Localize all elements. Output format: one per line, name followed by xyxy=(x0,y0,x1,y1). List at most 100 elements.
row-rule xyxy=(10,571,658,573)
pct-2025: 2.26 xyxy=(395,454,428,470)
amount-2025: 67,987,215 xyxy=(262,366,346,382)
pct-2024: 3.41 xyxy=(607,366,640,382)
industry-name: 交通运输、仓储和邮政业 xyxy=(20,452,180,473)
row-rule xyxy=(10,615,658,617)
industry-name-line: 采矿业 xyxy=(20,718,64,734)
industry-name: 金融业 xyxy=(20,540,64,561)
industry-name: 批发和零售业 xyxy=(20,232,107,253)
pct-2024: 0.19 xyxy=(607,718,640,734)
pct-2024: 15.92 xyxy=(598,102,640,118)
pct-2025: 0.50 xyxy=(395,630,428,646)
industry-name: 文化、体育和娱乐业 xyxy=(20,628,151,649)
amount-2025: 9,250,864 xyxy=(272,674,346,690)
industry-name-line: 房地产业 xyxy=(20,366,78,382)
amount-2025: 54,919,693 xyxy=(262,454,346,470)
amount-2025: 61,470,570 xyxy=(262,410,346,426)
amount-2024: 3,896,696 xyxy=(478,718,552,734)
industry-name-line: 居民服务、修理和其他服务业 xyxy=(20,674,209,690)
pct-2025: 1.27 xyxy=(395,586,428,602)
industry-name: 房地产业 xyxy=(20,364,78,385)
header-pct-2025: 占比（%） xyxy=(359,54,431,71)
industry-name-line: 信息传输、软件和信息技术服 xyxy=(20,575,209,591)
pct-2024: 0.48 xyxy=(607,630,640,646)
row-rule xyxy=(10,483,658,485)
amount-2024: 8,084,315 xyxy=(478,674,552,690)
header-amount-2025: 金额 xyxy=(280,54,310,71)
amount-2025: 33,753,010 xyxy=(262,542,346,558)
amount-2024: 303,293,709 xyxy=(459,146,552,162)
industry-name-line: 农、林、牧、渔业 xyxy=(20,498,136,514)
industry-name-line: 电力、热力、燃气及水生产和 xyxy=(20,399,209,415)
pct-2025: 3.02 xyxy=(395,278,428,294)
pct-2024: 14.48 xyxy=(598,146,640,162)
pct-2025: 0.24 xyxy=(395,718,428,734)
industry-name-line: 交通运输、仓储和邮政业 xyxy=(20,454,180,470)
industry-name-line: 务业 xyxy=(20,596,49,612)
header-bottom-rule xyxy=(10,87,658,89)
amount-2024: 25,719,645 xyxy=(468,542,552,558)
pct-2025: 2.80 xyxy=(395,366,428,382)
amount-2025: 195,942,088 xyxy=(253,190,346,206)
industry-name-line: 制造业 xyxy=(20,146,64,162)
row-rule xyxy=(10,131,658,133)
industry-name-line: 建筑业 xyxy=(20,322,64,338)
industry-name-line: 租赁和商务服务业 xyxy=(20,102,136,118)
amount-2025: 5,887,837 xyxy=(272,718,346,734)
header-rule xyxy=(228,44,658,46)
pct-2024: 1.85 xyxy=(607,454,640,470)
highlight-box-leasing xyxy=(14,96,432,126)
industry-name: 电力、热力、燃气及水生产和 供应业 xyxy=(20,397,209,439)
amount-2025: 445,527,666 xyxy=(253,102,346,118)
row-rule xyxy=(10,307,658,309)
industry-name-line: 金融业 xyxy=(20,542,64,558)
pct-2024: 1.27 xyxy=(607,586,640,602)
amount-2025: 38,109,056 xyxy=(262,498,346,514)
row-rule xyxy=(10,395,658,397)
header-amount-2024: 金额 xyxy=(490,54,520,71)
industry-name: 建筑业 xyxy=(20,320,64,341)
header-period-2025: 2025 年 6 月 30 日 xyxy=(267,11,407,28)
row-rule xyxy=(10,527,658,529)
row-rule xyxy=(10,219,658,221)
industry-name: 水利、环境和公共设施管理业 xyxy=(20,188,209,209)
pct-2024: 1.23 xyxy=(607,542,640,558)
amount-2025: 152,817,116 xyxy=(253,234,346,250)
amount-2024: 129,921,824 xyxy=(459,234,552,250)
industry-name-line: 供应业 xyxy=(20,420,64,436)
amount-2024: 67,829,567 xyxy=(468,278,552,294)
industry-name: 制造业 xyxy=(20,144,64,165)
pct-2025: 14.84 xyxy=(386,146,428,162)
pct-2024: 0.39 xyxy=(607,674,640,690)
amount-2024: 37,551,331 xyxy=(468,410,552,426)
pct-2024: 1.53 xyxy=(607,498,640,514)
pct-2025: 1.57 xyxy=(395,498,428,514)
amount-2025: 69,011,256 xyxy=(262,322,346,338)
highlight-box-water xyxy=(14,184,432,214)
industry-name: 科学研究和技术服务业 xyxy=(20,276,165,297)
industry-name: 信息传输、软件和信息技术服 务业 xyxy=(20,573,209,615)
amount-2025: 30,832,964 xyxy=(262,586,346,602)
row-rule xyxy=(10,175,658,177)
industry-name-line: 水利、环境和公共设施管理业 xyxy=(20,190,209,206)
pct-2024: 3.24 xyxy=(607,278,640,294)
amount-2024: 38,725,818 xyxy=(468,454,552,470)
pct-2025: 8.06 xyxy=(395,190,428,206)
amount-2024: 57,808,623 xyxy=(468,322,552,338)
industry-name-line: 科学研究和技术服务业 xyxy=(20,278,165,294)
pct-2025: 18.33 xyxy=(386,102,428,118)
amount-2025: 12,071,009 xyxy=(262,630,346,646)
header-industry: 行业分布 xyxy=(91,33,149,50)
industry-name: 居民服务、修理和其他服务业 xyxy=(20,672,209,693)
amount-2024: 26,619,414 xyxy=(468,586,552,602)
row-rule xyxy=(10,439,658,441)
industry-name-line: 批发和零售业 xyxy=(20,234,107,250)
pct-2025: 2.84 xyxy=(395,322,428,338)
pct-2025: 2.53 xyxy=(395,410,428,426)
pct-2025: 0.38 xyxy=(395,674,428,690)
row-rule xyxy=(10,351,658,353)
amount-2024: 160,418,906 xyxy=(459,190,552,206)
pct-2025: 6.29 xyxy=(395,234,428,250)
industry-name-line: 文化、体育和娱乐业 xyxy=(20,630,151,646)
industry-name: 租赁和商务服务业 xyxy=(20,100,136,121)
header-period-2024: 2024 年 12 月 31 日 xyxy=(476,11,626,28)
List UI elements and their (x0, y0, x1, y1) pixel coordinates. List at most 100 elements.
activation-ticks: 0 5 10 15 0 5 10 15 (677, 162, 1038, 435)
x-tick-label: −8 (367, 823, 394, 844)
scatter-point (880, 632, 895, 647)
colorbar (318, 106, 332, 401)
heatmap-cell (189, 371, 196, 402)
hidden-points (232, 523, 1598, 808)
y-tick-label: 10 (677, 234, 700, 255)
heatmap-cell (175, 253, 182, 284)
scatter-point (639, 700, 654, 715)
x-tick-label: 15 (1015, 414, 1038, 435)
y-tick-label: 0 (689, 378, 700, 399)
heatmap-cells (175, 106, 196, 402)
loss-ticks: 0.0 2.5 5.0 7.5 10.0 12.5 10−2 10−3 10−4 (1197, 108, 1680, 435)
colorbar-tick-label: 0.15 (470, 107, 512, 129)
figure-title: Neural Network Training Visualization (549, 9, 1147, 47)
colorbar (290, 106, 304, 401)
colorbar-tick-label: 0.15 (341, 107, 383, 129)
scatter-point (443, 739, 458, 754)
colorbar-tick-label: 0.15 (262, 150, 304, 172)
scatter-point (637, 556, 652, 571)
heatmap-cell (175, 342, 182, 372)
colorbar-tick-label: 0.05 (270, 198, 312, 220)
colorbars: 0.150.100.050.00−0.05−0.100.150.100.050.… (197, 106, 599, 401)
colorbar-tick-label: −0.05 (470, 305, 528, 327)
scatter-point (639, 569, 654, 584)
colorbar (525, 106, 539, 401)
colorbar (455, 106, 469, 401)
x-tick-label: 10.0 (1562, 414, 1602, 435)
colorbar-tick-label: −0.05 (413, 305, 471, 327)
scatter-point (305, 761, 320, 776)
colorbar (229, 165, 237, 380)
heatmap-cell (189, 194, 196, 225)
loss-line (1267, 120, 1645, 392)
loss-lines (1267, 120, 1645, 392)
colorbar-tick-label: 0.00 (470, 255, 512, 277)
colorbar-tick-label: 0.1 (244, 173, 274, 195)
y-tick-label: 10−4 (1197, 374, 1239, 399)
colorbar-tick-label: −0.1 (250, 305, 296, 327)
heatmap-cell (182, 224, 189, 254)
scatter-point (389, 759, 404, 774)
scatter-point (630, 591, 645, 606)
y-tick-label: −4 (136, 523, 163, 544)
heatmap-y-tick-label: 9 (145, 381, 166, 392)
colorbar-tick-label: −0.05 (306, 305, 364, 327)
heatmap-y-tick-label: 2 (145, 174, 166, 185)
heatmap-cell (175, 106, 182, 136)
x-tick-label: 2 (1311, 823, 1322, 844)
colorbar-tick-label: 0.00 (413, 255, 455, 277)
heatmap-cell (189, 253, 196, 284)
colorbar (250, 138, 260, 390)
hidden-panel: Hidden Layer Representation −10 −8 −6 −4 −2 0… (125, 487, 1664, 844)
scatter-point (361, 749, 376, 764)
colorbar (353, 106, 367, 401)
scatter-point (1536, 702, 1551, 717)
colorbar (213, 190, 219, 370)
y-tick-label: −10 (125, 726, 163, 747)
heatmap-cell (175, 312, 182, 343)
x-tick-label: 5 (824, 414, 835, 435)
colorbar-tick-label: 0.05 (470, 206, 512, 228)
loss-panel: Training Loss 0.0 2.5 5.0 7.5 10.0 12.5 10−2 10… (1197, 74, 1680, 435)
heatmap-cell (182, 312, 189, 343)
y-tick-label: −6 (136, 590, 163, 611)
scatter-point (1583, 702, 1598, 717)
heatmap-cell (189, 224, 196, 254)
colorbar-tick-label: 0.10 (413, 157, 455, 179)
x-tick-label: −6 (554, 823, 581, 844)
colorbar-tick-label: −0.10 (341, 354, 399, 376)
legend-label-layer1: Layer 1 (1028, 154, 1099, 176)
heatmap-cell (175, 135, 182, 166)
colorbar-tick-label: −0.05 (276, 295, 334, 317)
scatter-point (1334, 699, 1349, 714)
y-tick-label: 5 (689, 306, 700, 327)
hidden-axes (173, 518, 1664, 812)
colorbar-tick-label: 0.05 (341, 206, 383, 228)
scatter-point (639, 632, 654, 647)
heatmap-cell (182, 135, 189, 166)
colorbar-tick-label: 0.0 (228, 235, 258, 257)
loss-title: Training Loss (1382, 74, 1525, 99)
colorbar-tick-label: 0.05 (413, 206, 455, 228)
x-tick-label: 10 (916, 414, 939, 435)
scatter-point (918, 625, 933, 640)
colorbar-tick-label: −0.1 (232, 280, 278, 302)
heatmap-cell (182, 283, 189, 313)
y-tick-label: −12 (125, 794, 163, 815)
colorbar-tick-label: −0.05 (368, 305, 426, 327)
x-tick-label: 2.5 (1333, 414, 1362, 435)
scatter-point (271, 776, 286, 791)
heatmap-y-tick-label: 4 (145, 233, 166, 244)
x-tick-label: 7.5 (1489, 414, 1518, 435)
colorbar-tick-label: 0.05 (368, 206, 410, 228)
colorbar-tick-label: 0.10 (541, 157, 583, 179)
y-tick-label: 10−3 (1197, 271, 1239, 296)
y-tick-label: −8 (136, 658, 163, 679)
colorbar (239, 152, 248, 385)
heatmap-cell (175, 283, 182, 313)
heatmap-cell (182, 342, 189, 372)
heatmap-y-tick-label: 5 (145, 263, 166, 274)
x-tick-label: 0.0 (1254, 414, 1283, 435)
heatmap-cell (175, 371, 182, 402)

* WORK INSTRUCTIONS
Print the rows exactly, starting with the first line of the rows and going on through the line containing "industry-name: 金融业 xyxy=(20,540,64,561)".

* ANSWER
Localize all elements. Output format: one per line, name followed by xyxy=(x0,y0,x1,y1). List at most 100 elements.
row-rule xyxy=(10,571,658,573)
pct-2025: 2.26 xyxy=(395,454,428,470)
amount-2025: 67,987,215 xyxy=(262,366,346,382)
pct-2024: 3.41 xyxy=(607,366,640,382)
industry-name: 交通运输、仓储和邮政业 xyxy=(20,452,180,473)
row-rule xyxy=(10,615,658,617)
industry-name-line: 采矿业 xyxy=(20,718,64,734)
industry-name: 金融业 xyxy=(20,540,64,561)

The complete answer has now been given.